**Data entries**
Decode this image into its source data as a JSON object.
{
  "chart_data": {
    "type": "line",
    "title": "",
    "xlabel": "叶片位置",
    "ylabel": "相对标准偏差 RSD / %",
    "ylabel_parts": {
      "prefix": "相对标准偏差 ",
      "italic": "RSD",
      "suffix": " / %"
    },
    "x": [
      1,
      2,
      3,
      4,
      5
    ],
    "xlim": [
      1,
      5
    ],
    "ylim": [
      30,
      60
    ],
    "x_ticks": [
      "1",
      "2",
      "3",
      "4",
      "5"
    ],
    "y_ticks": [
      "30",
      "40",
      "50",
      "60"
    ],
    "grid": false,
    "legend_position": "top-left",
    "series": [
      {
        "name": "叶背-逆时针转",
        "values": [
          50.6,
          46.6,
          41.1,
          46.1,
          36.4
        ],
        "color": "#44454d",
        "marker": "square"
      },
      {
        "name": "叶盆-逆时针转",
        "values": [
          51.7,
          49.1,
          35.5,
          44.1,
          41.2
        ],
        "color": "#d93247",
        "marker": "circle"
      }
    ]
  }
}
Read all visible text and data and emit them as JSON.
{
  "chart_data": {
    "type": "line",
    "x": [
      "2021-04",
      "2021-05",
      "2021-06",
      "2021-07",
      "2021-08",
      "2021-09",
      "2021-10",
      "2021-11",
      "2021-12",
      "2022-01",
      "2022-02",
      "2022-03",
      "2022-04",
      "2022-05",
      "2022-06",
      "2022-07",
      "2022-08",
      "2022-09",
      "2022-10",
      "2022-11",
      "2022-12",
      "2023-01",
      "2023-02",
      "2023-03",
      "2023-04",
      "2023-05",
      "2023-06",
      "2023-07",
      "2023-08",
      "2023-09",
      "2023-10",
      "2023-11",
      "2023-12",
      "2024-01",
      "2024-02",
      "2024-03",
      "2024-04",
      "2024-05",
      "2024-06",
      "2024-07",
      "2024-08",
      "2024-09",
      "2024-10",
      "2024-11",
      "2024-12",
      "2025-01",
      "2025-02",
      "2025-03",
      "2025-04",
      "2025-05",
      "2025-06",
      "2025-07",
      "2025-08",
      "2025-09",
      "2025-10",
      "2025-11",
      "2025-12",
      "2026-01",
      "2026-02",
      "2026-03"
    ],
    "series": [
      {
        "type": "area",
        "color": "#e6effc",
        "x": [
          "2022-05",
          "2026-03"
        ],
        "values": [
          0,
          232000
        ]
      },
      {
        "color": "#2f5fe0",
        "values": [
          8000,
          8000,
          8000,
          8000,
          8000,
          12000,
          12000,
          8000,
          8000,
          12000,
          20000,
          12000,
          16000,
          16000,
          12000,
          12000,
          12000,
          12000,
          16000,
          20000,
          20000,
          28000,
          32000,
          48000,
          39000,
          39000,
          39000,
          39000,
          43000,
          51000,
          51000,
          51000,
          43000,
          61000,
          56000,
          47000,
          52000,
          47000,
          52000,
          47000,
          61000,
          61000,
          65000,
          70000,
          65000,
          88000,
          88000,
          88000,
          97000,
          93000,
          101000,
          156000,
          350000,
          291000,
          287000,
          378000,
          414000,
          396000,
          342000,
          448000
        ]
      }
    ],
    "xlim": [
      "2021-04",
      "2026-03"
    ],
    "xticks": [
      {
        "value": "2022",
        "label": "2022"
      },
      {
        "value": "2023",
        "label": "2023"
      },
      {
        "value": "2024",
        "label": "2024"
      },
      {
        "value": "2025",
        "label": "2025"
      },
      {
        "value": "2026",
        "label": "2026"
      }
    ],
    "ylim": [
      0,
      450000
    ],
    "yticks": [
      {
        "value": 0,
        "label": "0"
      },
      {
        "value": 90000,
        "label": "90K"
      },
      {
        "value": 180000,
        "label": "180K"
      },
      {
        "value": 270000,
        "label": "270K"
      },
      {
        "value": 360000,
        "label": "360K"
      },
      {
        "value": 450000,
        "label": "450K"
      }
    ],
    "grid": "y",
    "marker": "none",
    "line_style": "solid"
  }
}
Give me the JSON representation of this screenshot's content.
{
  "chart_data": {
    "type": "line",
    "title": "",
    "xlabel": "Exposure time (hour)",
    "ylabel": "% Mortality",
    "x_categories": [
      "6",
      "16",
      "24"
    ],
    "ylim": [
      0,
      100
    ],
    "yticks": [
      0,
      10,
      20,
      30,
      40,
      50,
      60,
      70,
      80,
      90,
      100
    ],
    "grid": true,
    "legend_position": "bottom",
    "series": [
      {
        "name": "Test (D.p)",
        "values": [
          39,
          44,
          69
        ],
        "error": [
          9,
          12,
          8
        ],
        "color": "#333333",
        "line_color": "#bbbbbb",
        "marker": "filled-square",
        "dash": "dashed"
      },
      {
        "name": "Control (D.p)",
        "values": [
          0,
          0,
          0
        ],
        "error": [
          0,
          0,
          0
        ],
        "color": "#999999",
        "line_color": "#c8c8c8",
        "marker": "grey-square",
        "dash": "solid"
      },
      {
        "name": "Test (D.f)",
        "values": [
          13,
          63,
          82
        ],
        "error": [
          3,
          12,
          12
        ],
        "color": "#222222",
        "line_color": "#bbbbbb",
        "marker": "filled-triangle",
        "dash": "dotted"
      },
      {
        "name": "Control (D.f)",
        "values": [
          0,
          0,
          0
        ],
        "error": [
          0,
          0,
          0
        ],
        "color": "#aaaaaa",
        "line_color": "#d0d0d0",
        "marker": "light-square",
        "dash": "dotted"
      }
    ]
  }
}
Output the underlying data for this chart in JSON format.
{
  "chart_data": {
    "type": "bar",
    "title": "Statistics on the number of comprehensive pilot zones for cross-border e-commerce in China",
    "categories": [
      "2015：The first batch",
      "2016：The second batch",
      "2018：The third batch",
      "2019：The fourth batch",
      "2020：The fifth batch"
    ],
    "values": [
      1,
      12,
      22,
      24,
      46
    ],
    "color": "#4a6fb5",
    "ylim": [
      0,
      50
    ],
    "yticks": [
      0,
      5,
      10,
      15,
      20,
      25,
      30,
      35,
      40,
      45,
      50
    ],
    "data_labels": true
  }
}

**AIM OF THE TASK**
Nothing in the data may differ; print all of it exactly as written.

**FULL SOLUTION**
Decode this image into its source data as a JSON object.
{
  "chart_data": {
    "type": "line",
    "title": "",
    "xlabel": "叶片位置",
    "ylabel": "相对标准偏差 RSD / %",
    "ylabel_parts": {
      "prefix": "相对标准偏差 ",
      "italic": "RSD",
      "suffix": " / %"
    },
    "x": [
      1,
      2,
      3,
      4,
      5
    ],
    "xlim": [
      1,
      5
    ],
    "ylim": [
      30,
      60
    ],
    "x_ticks": [
      "1",
      "2",
      "3",
      "4",
      "5"
    ],
    "y_ticks": [
      "30",
      "40",
      "50",
      "60"
    ],
    "grid": false,
    "legend_position": "top-left",
    "series": [
      {
        "name": "叶背-逆时针转",
        "values": [
          50.6,
          46.6,
          41.1,
          46.1,
          36.4
        ],
        "color": "#44454d",
        "marker": "square"
      },
      {
        "name": "叶盆-逆时针转",
        "values": [
          51.7,
          49.1,
          35.5,
          44.1,
          41.2
        ],
        "color": "#d93247",
        "marker": "circle"
      }
    ]
  }
}
Read all visible text and data and emit them as JSON.
{
  "chart_data": {
    "type": "line",
    "x": [
      "2021-04",
      "2021-05",
      "2021-06",
      "2021-07",
      "2021-08",
      "2021-09",
      "2021-10",
      "2021-11",
      "2021-12",
      "2022-01",
      "2022-02",
      "2022-03",
      "2022-04",
      "2022-05",
      "2022-06",
      "2022-07",
      "2022-08",
      "2022-09",
      "2022-10",
      "2022-11",
      "2022-12",
      "2023-01",
      "2023-02",
      "2023-03",
      "2023-04",
      "2023-05",
      "2023-06",
      "2023-07",
      "2023-08",
      "2023-09",
      "2023-10",
      "2023-11",
      "2023-12",
      "2024-01",
      "2024-02",
      "2024-03",
      "2024-04",
      "2024-05",
      "2024-06",
      "2024-07",
      "2024-08",
      "2024-09",
      "2024-10",
      "2024-11",
      "2024-12",
      "2025-01",
      "2025-02",
      "2025-03",
      "2025-04",
      "2025-05",
      "2025-06",
      "2025-07",
      "2025-08",
      "2025-09",
      "2025-10",
      "2025-11",
      "2025-12",
      "2026-01",
      "2026-02",
      "2026-03"
    ],
    "series": [
      {
        "type": "area",
        "color": "#e6effc",
        "x": [
          "2022-05",
          "2026-03"
        ],
        "values": [
          0,
          232000
        ]
      },
      {
        "color": "#2f5fe0",
        "values": [
          8000,
          8000,
          8000,
          8000,
          8000,
          12000,
          12000,
          8000,
          8000,
          12000,
          20000,
          12000,
          16000,
          16000,
          12000,
          12000,
          12000,
          12000,
          16000,
          20000,
          20000,
          28000,
          32000,
          48000,
          39000,
          39000,
          39000,
          39000,
          43000,
          51000,
          51000,
          51000,
          43000,
          61000,
          56000,
          47000,
          52000,
          47000,
          52000,
          47000,
          61000,
          61000,
          65000,
          70000,
          65000,
          88000,
          88000,
          88000,
          97000,
          93000,
          101000,
          156000,
          350000,
          291000,
          287000,
          378000,
          414000,
          396000,
          342000,
          448000
        ]
      }
    ],
    "xlim": [
      "2021-04",
      "2026-03"
    ],
    "xticks": [
      {
        "value": "2022",
        "label": "2022"
      },
      {
        "value": "2023",
        "label": "2023"
      },
      {
        "value": "2024",
        "label": "2024"
      },
      {
        "value": "2025",
        "label": "2025"
      },
      {
        "value": "2026",
        "label": "2026"
      }
    ],
    "ylim": [
      0,
      450000
    ],
    "yticks": [
      {
        "value": 0,
        "label": "0"
      },
      {
        "value": 90000,
        "label": "90K"
      },
      {
        "value": 180000,
        "label": "180K"
      },
      {
        "value": 270000,
        "label": "270K"
      },
      {
        "value": 360000,
        "label": "360K"
      },
      {
        "value": 450000,
        "label": "450K"
      }
    ],
    "grid": "y",
    "marker": "none",
    "line_style": "solid"
  }
}
Give me the JSON representation of this screenshot's content.
{
  "chart_data": {
    "type": "line",
    "title": "",
    "xlabel": "Exposure time (hour)",
    "ylabel": "% Mortality",
    "x_categories": [
      "6",
      "16",
      "24"
    ],
    "ylim": [
      0,
      100
    ],
    "yticks": [
      0,
      10,
      20,
      30,
      40,
      50,
      60,
      70,
      80,
      90,
      100
    ],
    "grid": true,
    "legend_position": "bottom",
    "series": [
      {
        "name": "Test (D.p)",
        "values": [
          39,
          44,
          69
        ],
        "error": [
          9,
          12,
          8
        ],
        "color": "#333333",
        "line_color": "#bbbbbb",
        "marker": "filled-square",
        "dash": "dashed"
      },
      {
        "name": "Control (D.p)",
        "values": [
          0,
          0,
          0
        ],
        "error": [
          0,
          0,
          0
        ],
        "color": "#999999",
        "line_color": "#c8c8c8",
        "marker": "grey-square",
        "dash": "solid"
      },
      {
        "name": "Test (D.f)",
        "values": [
          13,
          63,
          82
        ],
        "error": [
          3,
          12,
          12
        ],
        "color": "#222222",
        "line_color": "#bbbbbb",
        "marker": "filled-triangle",
        "dash": "dotted"
      },
      {
        "name": "Control (D.f)",
        "values": [
          0,
          0,
          0
        ],
        "error": [
          0,
          0,
          0
        ],
        "color": "#aaaaaa",
        "line_color": "#d0d0d0",
        "marker": "light-square",
        "dash": "dotted"
      }
    ]
  }
}
Output the underlying data for this chart in JSON format.
{
  "chart_data": {
    "type": "bar",
    "title": "Statistics on the number of comprehensive pilot zones for cross-border e-commerce in China",
    "categories": [
      "2015：The first batch",
      "2016：The second batch",
      "2018：The third batch",
      "2019：The fourth batch",
      "2020：The fifth batch"
    ],
    "values": [
      1,
      12,
      22,
      24,
      46
    ],
    "color": "#4a6fb5",
    "ylim": [
      0,
      50
    ],
    "yticks": [
      0,
      5,
      10,
      15,
      20,
      25,
      30,
      35,
      40,
      45,
      50
    ],
    "data_labels": true
  }
}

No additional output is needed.